- Information shown:
==*==

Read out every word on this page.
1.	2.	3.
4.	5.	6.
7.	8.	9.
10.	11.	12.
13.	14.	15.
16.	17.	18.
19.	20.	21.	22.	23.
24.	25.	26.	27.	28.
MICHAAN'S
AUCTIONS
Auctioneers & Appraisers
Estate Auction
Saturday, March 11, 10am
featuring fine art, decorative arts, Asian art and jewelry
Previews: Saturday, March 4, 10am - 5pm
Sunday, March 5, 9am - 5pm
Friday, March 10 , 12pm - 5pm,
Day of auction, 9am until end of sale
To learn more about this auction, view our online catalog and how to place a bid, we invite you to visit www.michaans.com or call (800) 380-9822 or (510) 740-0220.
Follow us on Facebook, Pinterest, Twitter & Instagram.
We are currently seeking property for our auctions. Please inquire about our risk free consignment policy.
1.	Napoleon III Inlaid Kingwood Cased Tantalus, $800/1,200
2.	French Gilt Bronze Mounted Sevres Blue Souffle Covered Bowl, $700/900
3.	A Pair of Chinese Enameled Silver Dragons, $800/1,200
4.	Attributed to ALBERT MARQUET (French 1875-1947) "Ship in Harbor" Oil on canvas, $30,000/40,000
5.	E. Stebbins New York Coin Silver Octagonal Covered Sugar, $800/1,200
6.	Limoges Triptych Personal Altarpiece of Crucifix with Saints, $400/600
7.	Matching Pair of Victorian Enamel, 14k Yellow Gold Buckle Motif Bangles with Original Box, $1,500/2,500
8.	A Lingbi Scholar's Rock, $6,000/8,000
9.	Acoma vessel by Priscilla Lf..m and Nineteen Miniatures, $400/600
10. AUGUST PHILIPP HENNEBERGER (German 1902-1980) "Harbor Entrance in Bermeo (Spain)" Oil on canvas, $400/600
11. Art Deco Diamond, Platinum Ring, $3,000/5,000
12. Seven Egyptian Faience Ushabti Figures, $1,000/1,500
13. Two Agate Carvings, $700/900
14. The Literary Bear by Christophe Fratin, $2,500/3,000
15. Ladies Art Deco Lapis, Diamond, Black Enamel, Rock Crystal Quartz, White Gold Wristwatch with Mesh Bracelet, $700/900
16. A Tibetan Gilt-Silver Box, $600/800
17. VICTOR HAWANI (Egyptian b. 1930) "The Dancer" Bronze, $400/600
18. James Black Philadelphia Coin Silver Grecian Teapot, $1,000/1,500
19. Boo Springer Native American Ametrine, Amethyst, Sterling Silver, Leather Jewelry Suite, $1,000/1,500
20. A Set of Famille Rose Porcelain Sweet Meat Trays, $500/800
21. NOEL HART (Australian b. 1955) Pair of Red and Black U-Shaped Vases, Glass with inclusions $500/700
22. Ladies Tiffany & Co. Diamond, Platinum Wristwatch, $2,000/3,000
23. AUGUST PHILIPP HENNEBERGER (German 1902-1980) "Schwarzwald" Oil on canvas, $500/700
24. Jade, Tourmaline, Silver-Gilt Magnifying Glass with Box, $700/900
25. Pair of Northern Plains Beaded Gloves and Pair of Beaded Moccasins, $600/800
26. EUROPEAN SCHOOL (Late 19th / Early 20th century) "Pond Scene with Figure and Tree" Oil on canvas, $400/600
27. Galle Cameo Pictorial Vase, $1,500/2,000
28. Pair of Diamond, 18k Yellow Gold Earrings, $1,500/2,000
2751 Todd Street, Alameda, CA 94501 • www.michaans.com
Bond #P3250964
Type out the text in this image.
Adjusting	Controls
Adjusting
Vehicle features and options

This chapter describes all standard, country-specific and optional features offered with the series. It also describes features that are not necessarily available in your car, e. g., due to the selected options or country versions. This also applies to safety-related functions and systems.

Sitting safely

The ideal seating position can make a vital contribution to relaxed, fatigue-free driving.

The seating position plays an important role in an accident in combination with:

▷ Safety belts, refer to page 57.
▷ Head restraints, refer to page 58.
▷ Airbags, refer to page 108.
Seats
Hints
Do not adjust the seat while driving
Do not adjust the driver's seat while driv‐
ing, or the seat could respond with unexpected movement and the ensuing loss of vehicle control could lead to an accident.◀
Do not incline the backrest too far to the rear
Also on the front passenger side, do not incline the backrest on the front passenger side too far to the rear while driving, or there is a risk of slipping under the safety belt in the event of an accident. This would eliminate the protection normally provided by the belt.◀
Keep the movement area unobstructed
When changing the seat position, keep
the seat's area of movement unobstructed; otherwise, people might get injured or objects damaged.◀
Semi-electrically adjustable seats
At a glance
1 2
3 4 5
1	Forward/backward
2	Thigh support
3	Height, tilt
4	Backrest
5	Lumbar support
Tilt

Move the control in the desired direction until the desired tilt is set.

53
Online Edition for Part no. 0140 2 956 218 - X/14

==*==

- Instructions to follow: Give only the number of lines in the listing above that include the string "risk".

- The solution: 2